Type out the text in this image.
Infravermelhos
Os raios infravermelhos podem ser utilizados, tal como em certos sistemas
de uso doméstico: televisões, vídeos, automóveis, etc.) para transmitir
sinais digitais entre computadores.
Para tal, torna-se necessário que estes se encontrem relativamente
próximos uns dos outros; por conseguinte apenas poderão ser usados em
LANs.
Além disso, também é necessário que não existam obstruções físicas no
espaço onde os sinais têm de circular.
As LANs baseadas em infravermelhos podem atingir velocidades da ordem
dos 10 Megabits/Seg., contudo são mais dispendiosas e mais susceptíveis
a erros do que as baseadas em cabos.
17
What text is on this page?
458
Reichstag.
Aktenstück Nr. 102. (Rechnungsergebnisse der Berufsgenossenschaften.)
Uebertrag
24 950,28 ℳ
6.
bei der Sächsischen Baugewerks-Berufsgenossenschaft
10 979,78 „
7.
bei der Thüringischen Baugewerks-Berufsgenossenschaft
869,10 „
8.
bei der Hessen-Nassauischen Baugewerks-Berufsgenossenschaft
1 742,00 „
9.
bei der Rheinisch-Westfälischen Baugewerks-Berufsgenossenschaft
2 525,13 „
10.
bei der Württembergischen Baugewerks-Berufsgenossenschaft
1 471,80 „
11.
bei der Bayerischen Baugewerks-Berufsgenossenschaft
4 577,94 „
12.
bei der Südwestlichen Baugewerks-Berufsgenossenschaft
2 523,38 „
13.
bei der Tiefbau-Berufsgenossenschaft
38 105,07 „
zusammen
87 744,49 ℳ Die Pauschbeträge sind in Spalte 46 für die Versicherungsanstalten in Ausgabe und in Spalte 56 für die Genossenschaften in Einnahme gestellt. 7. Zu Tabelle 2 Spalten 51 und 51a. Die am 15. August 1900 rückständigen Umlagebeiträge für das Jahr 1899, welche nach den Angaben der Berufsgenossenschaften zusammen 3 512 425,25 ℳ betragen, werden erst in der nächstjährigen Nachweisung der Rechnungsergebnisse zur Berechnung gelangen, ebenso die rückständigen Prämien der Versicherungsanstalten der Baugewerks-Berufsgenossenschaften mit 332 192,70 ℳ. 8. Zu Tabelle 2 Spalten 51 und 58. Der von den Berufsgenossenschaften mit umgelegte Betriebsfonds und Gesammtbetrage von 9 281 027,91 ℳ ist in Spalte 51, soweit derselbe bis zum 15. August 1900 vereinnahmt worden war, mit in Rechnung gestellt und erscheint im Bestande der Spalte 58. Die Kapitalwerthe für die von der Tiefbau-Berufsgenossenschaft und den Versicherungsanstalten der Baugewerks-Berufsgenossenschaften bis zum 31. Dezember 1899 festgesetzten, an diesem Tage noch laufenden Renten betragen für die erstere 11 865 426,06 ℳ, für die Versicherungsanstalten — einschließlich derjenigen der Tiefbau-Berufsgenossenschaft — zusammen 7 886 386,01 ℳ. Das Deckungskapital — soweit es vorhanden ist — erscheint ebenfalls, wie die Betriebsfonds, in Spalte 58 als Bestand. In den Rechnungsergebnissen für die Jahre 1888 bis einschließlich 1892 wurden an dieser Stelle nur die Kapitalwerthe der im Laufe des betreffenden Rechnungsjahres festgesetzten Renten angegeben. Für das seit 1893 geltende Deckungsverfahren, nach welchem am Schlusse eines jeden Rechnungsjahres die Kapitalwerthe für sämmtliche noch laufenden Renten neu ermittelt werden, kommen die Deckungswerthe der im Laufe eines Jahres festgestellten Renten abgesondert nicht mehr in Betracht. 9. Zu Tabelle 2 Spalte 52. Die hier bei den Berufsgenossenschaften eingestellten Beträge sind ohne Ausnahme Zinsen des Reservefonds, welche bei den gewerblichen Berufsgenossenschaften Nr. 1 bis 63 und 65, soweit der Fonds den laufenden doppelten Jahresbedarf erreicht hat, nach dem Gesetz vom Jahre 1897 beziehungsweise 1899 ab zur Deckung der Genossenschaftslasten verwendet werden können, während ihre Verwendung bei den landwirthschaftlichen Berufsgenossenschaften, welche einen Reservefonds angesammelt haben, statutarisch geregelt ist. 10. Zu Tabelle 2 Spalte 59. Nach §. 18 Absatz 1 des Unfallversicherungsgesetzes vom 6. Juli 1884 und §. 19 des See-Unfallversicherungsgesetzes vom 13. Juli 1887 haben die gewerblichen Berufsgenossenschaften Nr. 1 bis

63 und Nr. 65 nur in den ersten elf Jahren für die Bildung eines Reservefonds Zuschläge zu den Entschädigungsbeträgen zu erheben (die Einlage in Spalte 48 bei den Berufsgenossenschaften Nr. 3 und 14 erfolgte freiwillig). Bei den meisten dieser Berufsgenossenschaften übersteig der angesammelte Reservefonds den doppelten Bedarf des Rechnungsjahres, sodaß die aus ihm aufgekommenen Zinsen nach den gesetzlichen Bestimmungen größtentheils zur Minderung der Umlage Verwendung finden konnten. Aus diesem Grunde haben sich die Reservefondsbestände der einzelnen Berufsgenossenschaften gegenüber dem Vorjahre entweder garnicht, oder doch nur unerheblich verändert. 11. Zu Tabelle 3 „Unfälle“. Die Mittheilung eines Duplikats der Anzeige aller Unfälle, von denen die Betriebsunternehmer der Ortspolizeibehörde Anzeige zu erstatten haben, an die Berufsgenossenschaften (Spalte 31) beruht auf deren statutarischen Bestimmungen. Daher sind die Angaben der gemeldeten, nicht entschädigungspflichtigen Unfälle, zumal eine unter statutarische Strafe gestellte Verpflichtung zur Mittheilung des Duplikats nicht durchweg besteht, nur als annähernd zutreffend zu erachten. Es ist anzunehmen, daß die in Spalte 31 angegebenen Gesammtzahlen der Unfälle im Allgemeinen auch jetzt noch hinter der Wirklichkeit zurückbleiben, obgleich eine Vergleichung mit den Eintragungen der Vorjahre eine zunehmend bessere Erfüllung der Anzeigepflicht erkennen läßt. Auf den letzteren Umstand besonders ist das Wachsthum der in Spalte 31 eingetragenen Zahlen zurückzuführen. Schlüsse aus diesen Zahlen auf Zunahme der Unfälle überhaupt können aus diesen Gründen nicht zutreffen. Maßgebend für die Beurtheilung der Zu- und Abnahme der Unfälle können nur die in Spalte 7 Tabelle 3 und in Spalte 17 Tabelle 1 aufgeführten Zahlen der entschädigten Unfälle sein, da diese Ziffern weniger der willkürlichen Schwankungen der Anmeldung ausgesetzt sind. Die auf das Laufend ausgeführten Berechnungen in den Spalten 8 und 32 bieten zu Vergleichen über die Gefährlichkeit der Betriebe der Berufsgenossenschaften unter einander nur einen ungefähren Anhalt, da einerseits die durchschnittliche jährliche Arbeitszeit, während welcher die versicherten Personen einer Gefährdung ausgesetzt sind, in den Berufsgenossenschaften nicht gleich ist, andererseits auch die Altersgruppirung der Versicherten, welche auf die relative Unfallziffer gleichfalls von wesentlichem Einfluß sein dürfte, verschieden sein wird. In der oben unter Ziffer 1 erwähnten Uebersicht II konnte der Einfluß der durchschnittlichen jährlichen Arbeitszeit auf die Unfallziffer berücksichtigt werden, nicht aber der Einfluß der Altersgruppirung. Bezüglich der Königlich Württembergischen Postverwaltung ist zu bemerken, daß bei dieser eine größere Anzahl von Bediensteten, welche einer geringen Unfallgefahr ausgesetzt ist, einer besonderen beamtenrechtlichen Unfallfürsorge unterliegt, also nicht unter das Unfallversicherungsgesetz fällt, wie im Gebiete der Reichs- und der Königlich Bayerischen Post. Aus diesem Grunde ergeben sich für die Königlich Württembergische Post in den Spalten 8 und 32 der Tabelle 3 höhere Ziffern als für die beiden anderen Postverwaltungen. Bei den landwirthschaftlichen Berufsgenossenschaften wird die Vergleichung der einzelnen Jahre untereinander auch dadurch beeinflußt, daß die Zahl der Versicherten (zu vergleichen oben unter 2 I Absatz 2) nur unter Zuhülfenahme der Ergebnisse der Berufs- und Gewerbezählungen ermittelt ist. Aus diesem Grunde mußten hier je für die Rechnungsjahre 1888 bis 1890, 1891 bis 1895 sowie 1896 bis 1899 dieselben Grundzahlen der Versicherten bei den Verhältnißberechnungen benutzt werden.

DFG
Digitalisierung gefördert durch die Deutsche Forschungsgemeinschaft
◆ ◆ ◆ ◆ ◆ ◆ ◆
■ TASK OBJECTIVE: Pull out all lines from the listing that contain the string "podem".

■ TASK RESPONSE:
Os raios infravermelhos podem ser utilizados, tal como em certos sistemas
As LANs baseadas em infravermelhos podem atingir velocidades da ordem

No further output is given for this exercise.